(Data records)
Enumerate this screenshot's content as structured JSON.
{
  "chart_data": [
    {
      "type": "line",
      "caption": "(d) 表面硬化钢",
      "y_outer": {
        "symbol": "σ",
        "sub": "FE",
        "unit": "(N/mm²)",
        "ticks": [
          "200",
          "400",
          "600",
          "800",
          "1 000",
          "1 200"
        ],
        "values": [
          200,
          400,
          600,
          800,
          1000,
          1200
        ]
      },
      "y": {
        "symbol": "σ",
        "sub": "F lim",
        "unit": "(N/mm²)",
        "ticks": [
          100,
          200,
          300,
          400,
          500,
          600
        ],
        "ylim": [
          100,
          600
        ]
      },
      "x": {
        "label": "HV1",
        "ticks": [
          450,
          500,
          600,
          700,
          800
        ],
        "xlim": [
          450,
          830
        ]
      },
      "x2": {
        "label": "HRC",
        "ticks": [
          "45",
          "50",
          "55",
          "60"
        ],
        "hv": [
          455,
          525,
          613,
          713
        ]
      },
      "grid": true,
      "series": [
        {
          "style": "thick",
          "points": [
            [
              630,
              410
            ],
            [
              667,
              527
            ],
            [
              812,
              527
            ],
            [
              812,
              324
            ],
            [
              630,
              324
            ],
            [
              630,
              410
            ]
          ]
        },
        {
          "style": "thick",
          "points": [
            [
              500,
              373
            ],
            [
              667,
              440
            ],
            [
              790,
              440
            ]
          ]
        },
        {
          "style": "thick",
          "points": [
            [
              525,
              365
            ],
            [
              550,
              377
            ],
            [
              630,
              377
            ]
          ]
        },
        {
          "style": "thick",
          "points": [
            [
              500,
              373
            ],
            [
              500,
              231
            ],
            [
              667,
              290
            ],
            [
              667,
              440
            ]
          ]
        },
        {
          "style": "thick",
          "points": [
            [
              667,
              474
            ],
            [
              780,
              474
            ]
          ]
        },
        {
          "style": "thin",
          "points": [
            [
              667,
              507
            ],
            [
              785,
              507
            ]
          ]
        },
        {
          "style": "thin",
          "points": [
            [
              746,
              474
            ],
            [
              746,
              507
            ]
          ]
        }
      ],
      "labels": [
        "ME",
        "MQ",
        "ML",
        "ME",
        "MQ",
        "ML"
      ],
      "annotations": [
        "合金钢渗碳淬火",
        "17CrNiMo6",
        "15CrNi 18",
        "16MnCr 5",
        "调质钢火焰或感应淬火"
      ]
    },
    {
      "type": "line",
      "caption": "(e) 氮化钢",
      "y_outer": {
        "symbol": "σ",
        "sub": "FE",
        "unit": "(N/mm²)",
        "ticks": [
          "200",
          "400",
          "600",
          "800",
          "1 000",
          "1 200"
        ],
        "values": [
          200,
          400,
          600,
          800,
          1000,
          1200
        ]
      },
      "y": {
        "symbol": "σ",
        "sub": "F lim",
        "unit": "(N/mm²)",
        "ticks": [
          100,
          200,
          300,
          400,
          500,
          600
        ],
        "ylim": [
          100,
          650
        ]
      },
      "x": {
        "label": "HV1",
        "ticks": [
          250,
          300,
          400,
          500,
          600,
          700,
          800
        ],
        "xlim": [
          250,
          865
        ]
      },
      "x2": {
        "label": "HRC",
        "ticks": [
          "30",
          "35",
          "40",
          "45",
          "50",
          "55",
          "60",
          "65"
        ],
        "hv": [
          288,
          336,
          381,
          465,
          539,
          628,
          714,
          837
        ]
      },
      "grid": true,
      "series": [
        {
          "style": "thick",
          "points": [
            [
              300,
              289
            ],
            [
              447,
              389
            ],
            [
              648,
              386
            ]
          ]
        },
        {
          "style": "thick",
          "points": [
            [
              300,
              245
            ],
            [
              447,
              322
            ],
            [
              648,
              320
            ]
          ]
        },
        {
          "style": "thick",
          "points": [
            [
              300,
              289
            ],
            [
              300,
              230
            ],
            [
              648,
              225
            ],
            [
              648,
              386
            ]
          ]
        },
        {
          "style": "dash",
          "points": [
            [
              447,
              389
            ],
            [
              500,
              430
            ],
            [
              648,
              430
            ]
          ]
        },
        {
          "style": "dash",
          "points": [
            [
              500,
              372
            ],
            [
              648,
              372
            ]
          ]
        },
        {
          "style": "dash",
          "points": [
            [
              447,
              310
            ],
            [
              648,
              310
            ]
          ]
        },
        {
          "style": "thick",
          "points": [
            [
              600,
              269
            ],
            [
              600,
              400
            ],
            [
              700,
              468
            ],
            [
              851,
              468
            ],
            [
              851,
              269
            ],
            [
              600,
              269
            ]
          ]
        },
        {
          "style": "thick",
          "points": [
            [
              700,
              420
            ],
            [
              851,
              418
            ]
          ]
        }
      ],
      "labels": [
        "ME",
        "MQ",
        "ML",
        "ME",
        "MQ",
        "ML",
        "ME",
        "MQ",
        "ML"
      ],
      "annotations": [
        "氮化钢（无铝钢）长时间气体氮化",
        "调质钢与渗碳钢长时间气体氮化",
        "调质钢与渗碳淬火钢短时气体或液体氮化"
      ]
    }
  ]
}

→ **What needs to be done**
Give the data again, exactly as it stands.

→ **Answer below**
Enumerate this screenshot's content as structured JSON.
{
  "chart_data": [
    {
      "type": "line",
      "caption": "(d) 表面硬化钢",
      "y_outer": {
        "symbol": "σ",
        "sub": "FE",
        "unit": "(N/mm²)",
        "ticks": [
          "200",
          "400",
          "600",
          "800",
          "1 000",
          "1 200"
        ],
        "values": [
          200,
          400,
          600,
          800,
          1000,
          1200
        ]
      },
      "y": {
        "symbol": "σ",
        "sub": "F lim",
        "unit": "(N/mm²)",
        "ticks": [
          100,
          200,
          300,
          400,
          500,
          600
        ],
        "ylim": [
          100,
          600
        ]
      },
      "x": {
        "label": "HV1",
        "ticks": [
          450,
          500,
          600,
          700,
          800
        ],
        "xlim": [
          450,
          830
        ]
      },
      "x2": {
        "label": "HRC",
        "ticks": [
          "45",
          "50",
          "55",
          "60"
        ],
        "hv": [
          455,
          525,
          613,
          713
        ]
      },
      "grid": true,
      "series": [
        {
          "style": "thick",
          "points": [
            [
              630,
              410
            ],
            [
              667,
              527
            ],
            [
              812,
              527
            ],
            [
              812,
              324
            ],
            [
              630,
              324
            ],
            [
              630,
              410
            ]
          ]
        },
        {
          "style": "thick",
          "points": [
            [
              500,
              373
            ],
            [
              667,
              440
            ],
            [
              790,
              440
            ]
          ]
        },
        {
          "style": "thick",
          "points": [
            [
              525,
              365
            ],
            [
              550,
              377
            ],
            [
              630,
              377
            ]
          ]
        },
        {
          "style": "thick",
          "points": [
            [
              500,
              373
            ],
            [
              500,
              231
            ],
            [
              667,
              290
            ],
            [
              667,
              440
            ]
          ]
        },
        {
          "style": "thick",
          "points": [
            [
              667,
              474
            ],
            [
              780,
              474
            ]
          ]
        },
        {
          "style": "thin",
          "points": [
            [
              667,
              507
            ],
            [
              785,
              507
            ]
          ]
        },
        {
          "style": "thin",
          "points": [
            [
              746,
              474
            ],
            [
              746,
              507
            ]
          ]
        }
      ],
      "labels": [
        "ME",
        "MQ",
        "ML",
        "ME",
        "MQ",
        "ML"
      ],
      "annotations": [
        "合金钢渗碳淬火",
        "17CrNiMo6",
        "15CrNi 18",
        "16MnCr 5",
        "调质钢火焰或感应淬火"
      ]
    },
    {
      "type": "line",
      "caption": "(e) 氮化钢",
      "y_outer": {
        "symbol": "σ",
        "sub": "FE",
        "unit": "(N/mm²)",
        "ticks": [
          "200",
          "400",
          "600",
          "800",
          "1 000",
          "1 200"
        ],
        "values": [
          200,
          400,
          600,
          800,
          1000,
          1200
        ]
      },
      "y": {
        "symbol": "σ",
        "sub": "F lim",
        "unit": "(N/mm²)",
        "ticks": [
          100,
          200,
          300,
          400,
          500,
          600
        ],
        "ylim": [
          100,
          650
        ]
      },
      "x": {
        "label": "HV1",
        "ticks": [
          250,
          300,
          400,
          500,
          600,
          700,
          800
        ],
        "xlim": [
          250,
          865
        ]
      },
      "x2": {
        "label": "HRC",
        "ticks": [
          "30",
          "35",
          "40",
          "45",
          "50",
          "55",
          "60",
          "65"
        ],
        "hv": [
          288,
          336,
          381,
          465,
          539,
          628,
          714,
          837
        ]
      },
      "grid": true,
      "series": [
        {
          "style": "thick",
          "points": [
            [
              300,
              289
            ],
            [
              447,
              389
            ],
            [
              648,
              386
            ]
          ]
        },
        {
          "style": "thick",
          "points": [
            [
              300,
              245
            ],
            [
              447,
              322
            ],
            [
              648,
              320
            ]
          ]
        },
        {
          "style": "thick",
          "points": [
            [
              300,
              289
            ],
            [
              300,
              230
            ],
            [
              648,
              225
            ],
            [
              648,
              386
            ]
          ]
        },
        {
          "style": "dash",
          "points": [
            [
              447,
              389
            ],
            [
              500,
              430
            ],
            [
              648,
              430
            ]
          ]
        },
        {
          "style": "dash",
          "points": [
            [
              500,
              372
            ],
            [
              648,
              372
            ]
          ]
        },
        {
          "style": "dash",
          "points": [
            [
              447,
              310
            ],
            [
              648,
              310
            ]
          ]
        },
        {
          "style": "thick",
          "points": [
            [
              600,
              269
            ],
            [
              600,
              400
            ],
            [
              700,
              468
            ],
            [
              851,
              468
            ],
            [
              851,
              269
            ],
            [
              600,
              269
            ]
          ]
        },
        {
          "style": "thick",
          "points": [
            [
              700,
              420
            ],
            [
              851,
              418
            ]
          ]
        }
      ],
      "labels": [
        "ME",
        "MQ",
        "ML",
        "ME",
        "MQ",
        "ML",
        "ME",
        "MQ",
        "ML"
      ],
      "annotations": [
        "氮化钢（无铝钢）长时间气体氮化",
        "调质钢与渗碳钢长时间气体氮化",
        "调质钢与渗碳淬火钢短时气体或液体氮化"
      ]
    }
  ]
}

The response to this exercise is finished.